EXERCISE DIRECTIONS ->
Find the word "Amortización" in the material below and gather every line that contains it.

----- RAW DATA

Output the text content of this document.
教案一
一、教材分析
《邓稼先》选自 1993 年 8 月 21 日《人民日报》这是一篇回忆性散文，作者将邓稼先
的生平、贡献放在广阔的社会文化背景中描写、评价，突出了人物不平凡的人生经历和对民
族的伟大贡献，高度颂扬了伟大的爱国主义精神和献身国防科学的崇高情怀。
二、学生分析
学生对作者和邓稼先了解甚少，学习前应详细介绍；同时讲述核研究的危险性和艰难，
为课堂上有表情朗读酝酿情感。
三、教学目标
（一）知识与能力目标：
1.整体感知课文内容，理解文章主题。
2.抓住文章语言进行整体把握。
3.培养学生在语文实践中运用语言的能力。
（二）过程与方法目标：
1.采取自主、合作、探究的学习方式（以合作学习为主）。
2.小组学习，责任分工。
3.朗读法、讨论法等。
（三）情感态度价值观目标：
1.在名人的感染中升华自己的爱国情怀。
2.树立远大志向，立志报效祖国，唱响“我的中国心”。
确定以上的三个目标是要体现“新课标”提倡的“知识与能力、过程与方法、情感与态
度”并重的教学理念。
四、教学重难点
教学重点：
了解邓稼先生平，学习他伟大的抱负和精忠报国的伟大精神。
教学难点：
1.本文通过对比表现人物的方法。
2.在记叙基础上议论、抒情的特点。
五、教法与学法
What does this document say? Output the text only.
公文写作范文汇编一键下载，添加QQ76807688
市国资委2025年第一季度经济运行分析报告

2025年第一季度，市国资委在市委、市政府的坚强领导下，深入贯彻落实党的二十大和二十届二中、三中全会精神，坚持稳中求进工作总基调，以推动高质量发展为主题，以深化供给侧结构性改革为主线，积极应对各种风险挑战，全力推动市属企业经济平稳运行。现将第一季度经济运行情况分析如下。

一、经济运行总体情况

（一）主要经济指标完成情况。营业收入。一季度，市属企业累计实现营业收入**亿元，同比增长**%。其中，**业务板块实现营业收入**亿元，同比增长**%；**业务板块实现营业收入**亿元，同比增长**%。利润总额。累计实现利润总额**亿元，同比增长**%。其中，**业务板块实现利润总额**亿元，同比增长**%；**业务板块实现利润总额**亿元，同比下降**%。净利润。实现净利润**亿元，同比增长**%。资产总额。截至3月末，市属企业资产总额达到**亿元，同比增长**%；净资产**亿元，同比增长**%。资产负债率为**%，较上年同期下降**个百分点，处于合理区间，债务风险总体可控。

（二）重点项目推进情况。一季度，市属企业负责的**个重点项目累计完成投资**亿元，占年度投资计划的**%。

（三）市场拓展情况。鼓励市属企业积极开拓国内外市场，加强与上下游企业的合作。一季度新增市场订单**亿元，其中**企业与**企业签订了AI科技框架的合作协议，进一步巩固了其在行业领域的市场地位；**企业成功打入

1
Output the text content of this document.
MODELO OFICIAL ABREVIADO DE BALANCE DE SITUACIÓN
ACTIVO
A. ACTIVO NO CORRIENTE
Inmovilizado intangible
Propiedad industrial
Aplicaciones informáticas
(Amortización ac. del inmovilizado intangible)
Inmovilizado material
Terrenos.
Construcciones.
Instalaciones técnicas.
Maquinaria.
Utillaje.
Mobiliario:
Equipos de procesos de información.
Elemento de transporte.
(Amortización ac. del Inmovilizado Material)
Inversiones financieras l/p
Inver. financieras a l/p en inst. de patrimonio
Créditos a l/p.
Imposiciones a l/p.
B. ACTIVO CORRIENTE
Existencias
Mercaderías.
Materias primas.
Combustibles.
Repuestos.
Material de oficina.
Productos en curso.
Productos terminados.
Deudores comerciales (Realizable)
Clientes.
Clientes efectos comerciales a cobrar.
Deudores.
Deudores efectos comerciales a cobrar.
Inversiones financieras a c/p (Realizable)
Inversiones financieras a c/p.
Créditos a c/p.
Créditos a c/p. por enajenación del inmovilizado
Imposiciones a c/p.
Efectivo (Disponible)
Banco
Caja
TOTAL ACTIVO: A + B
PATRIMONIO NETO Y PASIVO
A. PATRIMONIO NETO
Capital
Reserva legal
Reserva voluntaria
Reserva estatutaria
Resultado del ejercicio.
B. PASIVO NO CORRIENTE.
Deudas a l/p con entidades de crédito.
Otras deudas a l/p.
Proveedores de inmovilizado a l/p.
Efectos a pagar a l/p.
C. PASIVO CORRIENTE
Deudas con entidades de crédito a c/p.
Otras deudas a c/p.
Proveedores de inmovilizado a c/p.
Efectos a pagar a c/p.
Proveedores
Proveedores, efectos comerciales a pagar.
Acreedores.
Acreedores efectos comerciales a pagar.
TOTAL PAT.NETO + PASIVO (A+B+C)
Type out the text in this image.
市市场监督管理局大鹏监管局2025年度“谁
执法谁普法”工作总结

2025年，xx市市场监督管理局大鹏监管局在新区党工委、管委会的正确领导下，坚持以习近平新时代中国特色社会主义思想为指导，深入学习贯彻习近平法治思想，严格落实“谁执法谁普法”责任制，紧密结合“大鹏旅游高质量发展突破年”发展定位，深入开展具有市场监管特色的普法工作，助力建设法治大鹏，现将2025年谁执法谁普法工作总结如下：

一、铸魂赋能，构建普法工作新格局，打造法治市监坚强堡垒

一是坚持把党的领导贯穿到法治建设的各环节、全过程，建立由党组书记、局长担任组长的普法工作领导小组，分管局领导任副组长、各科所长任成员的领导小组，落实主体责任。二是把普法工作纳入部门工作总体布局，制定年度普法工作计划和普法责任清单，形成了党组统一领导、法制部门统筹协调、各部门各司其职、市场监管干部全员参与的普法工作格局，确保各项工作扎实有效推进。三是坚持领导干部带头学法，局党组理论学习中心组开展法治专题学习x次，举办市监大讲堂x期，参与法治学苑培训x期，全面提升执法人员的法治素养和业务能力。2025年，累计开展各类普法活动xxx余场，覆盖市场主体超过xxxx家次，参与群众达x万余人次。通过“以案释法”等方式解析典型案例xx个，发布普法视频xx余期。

----------

EXERCISE SOLUTION ->
(Amortización ac. del inmovilizado intangible)
(Amortización ac. del Inmovilizado Material)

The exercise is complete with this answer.